Aim: Your answer should be a single number: the count of lines containing "被試験者".

Exercise data:
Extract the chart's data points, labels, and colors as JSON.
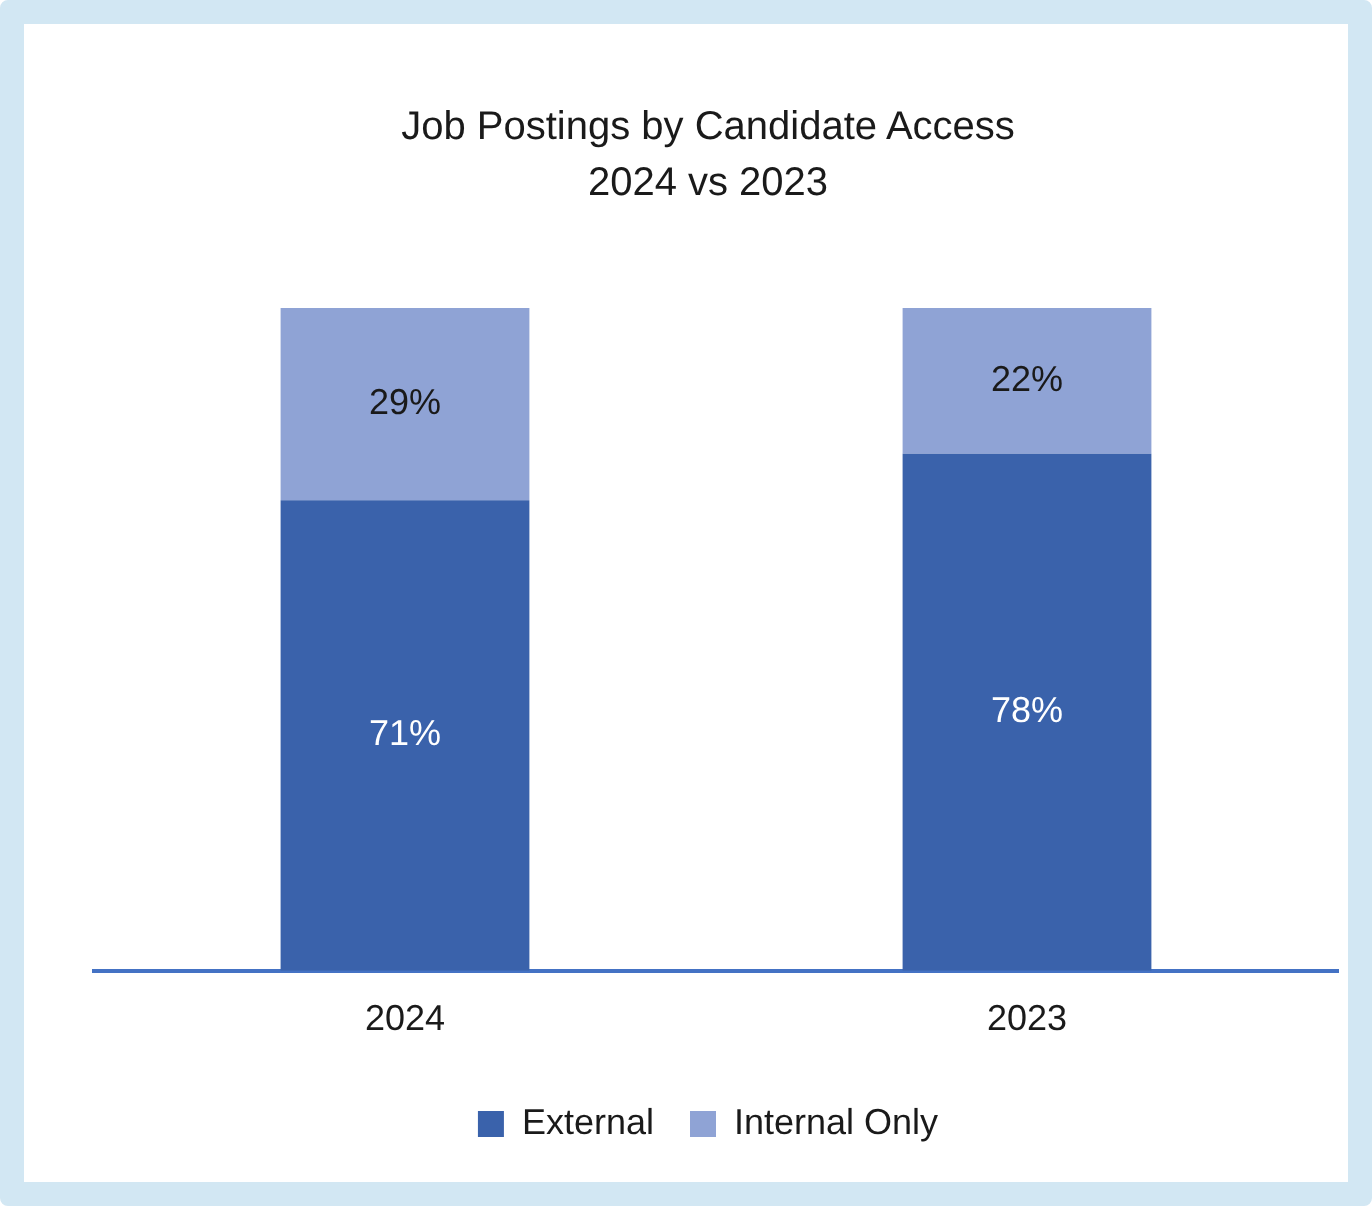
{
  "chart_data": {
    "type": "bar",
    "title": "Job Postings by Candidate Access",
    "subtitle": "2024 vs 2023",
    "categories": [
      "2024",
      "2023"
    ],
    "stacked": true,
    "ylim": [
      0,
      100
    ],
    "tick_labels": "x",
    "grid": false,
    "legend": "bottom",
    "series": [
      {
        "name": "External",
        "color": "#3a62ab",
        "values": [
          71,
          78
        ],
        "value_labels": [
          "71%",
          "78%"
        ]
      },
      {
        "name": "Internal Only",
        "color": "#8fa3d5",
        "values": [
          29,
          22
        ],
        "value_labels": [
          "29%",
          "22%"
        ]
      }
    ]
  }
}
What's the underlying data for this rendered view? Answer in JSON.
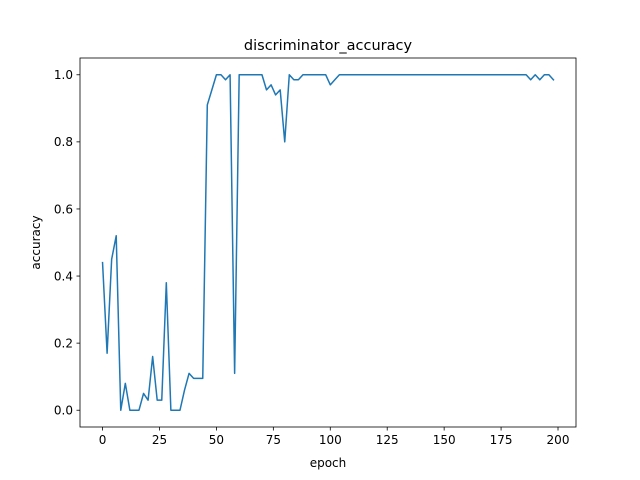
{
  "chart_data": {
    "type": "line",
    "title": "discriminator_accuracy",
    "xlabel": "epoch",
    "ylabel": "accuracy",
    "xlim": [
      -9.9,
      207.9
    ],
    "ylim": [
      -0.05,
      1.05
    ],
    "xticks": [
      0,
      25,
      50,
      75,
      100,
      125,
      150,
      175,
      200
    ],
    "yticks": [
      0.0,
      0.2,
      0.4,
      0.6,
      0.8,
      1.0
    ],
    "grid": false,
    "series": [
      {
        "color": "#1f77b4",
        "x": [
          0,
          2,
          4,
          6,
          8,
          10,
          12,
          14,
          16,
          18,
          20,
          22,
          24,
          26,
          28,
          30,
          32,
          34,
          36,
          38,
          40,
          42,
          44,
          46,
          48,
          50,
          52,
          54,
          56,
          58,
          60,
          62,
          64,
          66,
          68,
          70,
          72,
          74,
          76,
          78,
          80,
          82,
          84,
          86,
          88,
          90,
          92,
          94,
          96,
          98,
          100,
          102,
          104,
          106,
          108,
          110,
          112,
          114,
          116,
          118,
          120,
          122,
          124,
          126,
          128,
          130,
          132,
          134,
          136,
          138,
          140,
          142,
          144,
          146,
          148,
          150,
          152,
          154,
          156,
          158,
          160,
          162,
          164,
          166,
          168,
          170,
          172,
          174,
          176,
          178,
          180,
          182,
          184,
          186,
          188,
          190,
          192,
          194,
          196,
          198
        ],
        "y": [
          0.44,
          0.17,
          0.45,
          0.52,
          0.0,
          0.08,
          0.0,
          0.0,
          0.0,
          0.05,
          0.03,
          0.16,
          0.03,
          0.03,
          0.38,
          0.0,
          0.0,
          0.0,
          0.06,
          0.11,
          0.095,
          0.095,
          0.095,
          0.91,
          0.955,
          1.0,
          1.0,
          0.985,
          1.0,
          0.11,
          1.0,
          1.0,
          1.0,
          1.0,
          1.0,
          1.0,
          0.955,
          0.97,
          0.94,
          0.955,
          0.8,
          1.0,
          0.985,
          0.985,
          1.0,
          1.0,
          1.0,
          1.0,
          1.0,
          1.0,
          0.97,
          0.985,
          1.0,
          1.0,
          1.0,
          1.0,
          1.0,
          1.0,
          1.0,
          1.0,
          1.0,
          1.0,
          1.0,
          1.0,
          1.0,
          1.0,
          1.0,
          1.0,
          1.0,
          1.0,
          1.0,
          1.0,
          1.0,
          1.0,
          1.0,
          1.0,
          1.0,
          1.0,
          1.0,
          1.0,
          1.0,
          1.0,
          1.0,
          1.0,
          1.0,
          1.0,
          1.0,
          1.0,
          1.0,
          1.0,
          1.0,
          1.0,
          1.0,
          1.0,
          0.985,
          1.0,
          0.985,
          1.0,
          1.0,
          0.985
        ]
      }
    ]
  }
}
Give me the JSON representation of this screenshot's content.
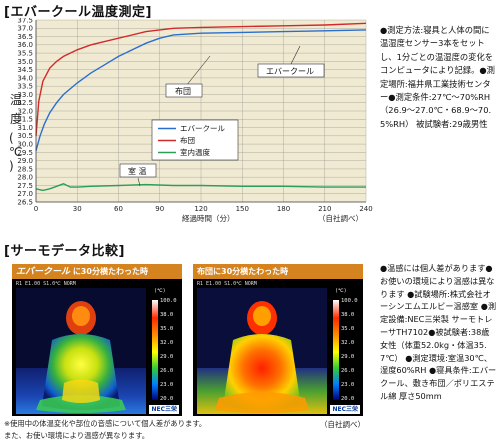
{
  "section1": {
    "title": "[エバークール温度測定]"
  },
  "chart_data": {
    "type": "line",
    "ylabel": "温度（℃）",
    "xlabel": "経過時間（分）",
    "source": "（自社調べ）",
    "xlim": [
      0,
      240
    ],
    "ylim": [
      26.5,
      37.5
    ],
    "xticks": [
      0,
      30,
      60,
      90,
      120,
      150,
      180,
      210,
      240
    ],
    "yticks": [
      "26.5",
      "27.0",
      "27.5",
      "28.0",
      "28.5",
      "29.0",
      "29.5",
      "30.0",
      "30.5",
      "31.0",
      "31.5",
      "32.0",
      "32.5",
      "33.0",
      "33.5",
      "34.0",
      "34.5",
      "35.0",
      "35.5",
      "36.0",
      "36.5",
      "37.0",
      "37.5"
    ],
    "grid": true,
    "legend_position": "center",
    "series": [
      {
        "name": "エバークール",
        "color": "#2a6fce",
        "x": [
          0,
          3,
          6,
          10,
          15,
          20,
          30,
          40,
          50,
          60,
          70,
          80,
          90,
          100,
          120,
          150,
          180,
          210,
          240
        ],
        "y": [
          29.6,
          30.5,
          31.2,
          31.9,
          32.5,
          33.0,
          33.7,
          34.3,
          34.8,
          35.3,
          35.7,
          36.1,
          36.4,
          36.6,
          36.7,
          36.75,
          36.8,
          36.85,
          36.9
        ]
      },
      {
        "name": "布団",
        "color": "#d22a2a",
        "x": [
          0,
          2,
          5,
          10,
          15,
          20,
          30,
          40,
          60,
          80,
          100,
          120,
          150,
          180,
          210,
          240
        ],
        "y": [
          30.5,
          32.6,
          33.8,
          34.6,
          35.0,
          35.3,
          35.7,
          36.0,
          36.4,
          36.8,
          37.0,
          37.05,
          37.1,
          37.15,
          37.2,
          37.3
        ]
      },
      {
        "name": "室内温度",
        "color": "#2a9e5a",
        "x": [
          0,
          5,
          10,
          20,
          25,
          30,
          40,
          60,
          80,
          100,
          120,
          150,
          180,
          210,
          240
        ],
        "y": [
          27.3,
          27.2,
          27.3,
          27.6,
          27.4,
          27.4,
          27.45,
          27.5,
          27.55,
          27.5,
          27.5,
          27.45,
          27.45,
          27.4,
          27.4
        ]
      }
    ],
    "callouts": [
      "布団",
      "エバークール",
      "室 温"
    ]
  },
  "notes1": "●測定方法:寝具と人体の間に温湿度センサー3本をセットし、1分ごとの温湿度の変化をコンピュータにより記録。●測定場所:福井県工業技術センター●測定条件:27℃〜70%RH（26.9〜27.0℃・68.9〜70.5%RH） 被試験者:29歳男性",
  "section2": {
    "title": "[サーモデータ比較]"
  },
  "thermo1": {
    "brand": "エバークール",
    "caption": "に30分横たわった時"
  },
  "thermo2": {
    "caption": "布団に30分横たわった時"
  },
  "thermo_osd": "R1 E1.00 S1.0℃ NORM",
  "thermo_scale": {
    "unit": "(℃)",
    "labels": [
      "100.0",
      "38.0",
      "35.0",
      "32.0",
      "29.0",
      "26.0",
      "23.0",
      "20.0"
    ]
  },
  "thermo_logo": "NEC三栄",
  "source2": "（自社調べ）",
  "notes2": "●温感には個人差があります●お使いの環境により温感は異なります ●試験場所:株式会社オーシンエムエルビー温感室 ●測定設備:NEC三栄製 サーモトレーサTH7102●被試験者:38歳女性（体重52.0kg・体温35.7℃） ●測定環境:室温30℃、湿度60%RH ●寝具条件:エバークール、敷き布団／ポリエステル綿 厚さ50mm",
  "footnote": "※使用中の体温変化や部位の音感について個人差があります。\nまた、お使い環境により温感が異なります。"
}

Task solution: 2